> Exercise requirements: Gather, from the listing beneath this task, every line holding the string "name".

◇ ◇ ◇ ◇ ◇

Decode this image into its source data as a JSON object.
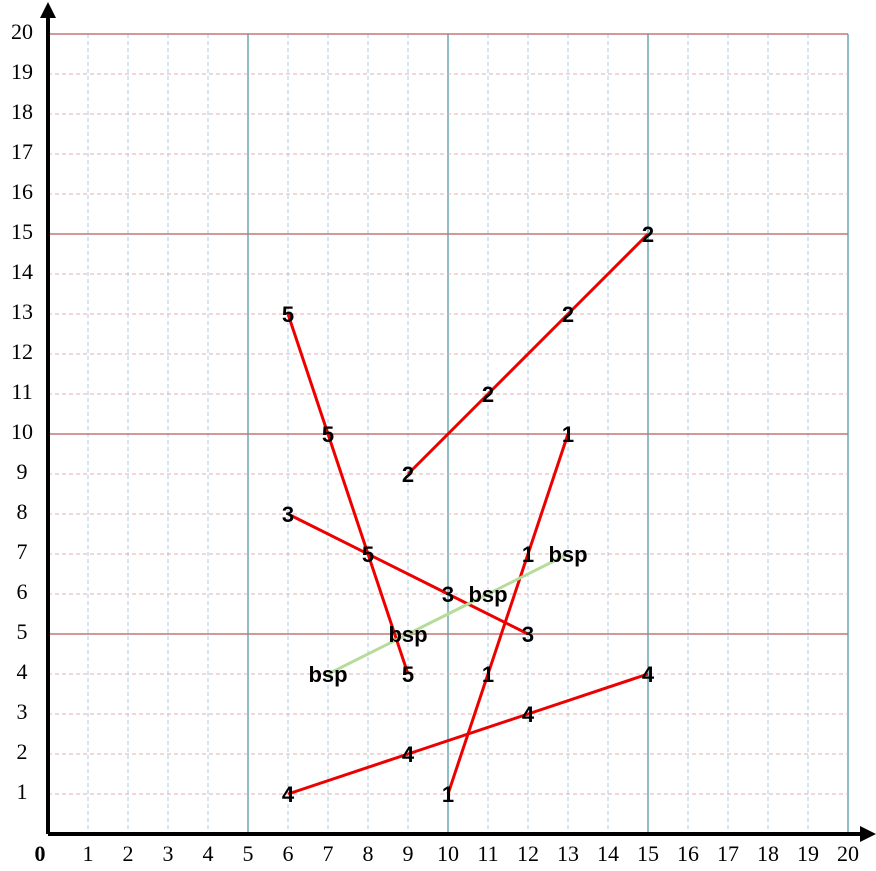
{
  "chart_data": {
    "type": "line",
    "xlim": [
      0,
      20
    ],
    "ylim": [
      0,
      20
    ],
    "xticks": [
      0,
      1,
      2,
      3,
      4,
      5,
      6,
      7,
      8,
      9,
      10,
      11,
      12,
      13,
      14,
      15,
      16,
      17,
      18,
      19,
      20
    ],
    "yticks": [
      1,
      2,
      3,
      4,
      5,
      6,
      7,
      8,
      9,
      10,
      11,
      12,
      13,
      14,
      15,
      16,
      17,
      18,
      19,
      20
    ],
    "major_every": 5,
    "grid": true,
    "series": [
      {
        "name": "1",
        "color": "#ee0000",
        "x": [
          10,
          11,
          12,
          13
        ],
        "values": [
          1,
          4,
          7,
          10
        ]
      },
      {
        "name": "2",
        "color": "#ee0000",
        "x": [
          9,
          11,
          13,
          15
        ],
        "values": [
          9,
          11,
          13,
          15
        ]
      },
      {
        "name": "3",
        "color": "#ee0000",
        "x": [
          6,
          10,
          12
        ],
        "values": [
          8,
          6,
          5
        ]
      },
      {
        "name": "4",
        "color": "#ee0000",
        "x": [
          6,
          9,
          12,
          15
        ],
        "values": [
          1,
          2,
          3,
          4
        ]
      },
      {
        "name": "5",
        "color": "#ee0000",
        "x": [
          6,
          7,
          8,
          9
        ],
        "values": [
          13,
          10,
          7,
          4
        ]
      },
      {
        "name": "bsp",
        "color": "#b5dc9a",
        "x": [
          7,
          9,
          11,
          13
        ],
        "values": [
          4,
          5,
          6,
          7
        ]
      }
    ]
  }
}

◇ ◇ ◇ ◇ ◇

> Answer:
        "name": "1",
        "name": "2",
        "name": "3",
        "name": "4",
        "name": "5",
        "name": "bsp",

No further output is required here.